**Collected data entries**

::::

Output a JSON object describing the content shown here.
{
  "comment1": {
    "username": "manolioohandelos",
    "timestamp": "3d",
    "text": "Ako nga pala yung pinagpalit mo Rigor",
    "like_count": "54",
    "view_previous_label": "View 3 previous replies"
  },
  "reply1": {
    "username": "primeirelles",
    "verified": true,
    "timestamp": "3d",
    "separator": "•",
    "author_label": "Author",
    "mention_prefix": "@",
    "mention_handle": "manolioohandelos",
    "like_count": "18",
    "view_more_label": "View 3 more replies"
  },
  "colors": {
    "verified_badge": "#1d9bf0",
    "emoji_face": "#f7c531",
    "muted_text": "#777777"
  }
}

::::

Restate the data above word for word, please.

**Answer to this task**
Output a JSON object describing the content shown here.
{
  "comment1": {
    "username": "manolioohandelos",
    "timestamp": "3d",
    "text": "Ako nga pala yung pinagpalit mo Rigor",
    "like_count": "54",
    "view_previous_label": "View 3 previous replies"
  },
  "reply1": {
    "username": "primeirelles",
    "verified": true,
    "timestamp": "3d",
    "separator": "•",
    "author_label": "Author",
    "mention_prefix": "@",
    "mention_handle": "manolioohandelos",
    "like_count": "18",
    "view_more_label": "View 3 more replies"
  },
  "colors": {
    "verified_badge": "#1d9bf0",
    "emoji_face": "#f7c531",
    "muted_text": "#777777"
  }
}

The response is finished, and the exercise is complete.